- **REQUIREMENT**
Send back all the data below, exactly as given.

[Extracted data entries]
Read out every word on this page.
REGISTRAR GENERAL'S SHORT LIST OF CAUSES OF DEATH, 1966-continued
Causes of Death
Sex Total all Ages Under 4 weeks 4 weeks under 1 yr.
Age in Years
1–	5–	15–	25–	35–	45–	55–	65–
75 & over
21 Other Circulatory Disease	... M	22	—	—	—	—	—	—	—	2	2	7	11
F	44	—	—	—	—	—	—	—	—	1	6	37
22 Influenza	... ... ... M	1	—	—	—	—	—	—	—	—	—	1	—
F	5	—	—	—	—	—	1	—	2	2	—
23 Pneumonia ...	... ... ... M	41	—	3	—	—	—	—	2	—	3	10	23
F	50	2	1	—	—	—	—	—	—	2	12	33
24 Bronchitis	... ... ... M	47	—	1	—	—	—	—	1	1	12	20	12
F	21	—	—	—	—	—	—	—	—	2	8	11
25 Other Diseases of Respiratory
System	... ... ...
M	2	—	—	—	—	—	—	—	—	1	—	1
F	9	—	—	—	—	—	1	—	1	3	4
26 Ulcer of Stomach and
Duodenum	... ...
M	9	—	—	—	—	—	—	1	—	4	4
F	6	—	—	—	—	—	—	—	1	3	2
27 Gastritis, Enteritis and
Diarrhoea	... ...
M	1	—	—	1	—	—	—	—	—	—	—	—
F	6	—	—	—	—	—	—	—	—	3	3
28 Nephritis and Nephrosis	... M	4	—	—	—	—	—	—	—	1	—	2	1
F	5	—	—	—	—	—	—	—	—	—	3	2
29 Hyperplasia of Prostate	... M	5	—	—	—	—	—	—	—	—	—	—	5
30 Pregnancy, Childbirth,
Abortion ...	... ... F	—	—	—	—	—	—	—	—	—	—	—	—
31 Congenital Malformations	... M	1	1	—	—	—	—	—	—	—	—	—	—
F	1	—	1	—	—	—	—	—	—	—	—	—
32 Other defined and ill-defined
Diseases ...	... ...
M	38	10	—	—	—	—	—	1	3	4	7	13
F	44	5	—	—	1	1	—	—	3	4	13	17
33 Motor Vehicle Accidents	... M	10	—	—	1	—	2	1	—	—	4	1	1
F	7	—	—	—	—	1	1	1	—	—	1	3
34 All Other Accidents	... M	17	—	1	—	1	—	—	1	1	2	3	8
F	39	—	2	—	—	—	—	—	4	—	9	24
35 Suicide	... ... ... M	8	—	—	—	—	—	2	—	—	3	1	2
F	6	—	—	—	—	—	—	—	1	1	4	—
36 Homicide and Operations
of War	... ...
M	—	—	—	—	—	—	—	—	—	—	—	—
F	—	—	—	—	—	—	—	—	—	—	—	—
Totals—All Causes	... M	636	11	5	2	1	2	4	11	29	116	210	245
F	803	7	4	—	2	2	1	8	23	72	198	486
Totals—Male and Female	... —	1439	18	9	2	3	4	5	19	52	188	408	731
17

- **THE ANSWER**
Read out every word on this page.
REGISTRAR GENERAL'S SHORT LIST OF CAUSES OF DEATH, 1966-continued
Causes of Death
Sex Total all Ages Under 4 weeks 4 weeks under 1 yr.
Age in Years
1–	5–	15–	25–	35–	45–	55–	65–
75 & over
21 Other Circulatory Disease	... M	22	—	—	—	—	—	—	—	2	2	7	11
F	44	—	—	—	—	—	—	—	—	1	6	37
22 Influenza	... ... ... M	1	—	—	—	—	—	—	—	—	—	1	—
F	5	—	—	—	—	—	1	—	2	2	—
23 Pneumonia ...	... ... ... M	41	—	3	—	—	—	—	2	—	3	10	23
F	50	2	1	—	—	—	—	—	—	2	12	33
24 Bronchitis	... ... ... M	47	—	1	—	—	—	—	1	1	12	20	12
F	21	—	—	—	—	—	—	—	—	2	8	11
25 Other Diseases of Respiratory
System	... ... ...
M	2	—	—	—	—	—	—	—	—	1	—	1
F	9	—	—	—	—	—	1	—	1	3	4
26 Ulcer of Stomach and
Duodenum	... ...
M	9	—	—	—	—	—	—	1	—	4	4
F	6	—	—	—	—	—	—	—	1	3	2
27 Gastritis, Enteritis and
Diarrhoea	... ...
M	1	—	—	1	—	—	—	—	—	—	—	—
F	6	—	—	—	—	—	—	—	—	3	3
28 Nephritis and Nephrosis	... M	4	—	—	—	—	—	—	—	1	—	2	1
F	5	—	—	—	—	—	—	—	—	—	3	2
29 Hyperplasia of Prostate	... M	5	—	—	—	—	—	—	—	—	—	—	5
30 Pregnancy, Childbirth,
Abortion ...	... ... F	—	—	—	—	—	—	—	—	—	—	—	—
31 Congenital Malformations	... M	1	1	—	—	—	—	—	—	—	—	—	—
F	1	—	1	—	—	—	—	—	—	—	—	—
32 Other defined and ill-defined
Diseases ...	... ...
M	38	10	—	—	—	—	—	1	3	4	7	13
F	44	5	—	—	1	1	—	—	3	4	13	17
33 Motor Vehicle Accidents	... M	10	—	—	1	—	2	1	—	—	4	1	1
F	7	—	—	—	—	1	1	1	—	—	1	3
34 All Other Accidents	... M	17	—	1	—	1	—	—	1	1	2	3	8
F	39	—	2	—	—	—	—	—	4	—	9	24
35 Suicide	... ... ... M	8	—	—	—	—	—	2	—	—	3	1	2
F	6	—	—	—	—	—	—	—	1	1	4	—
36 Homicide and Operations
of War	... ...
M	—	—	—	—	—	—	—	—	—	—	—	—
F	—	—	—	—	—	—	—	—	—	—	—	—
Totals—All Causes	... M	636	11	5	2	1	2	4	11	29	116	210	245
F	803	7	4	—	2	2	1	8	23	72	198	486
Totals—Male and Female	... —	1439	18	9	2	3	4	5	19	52	188	408	731
17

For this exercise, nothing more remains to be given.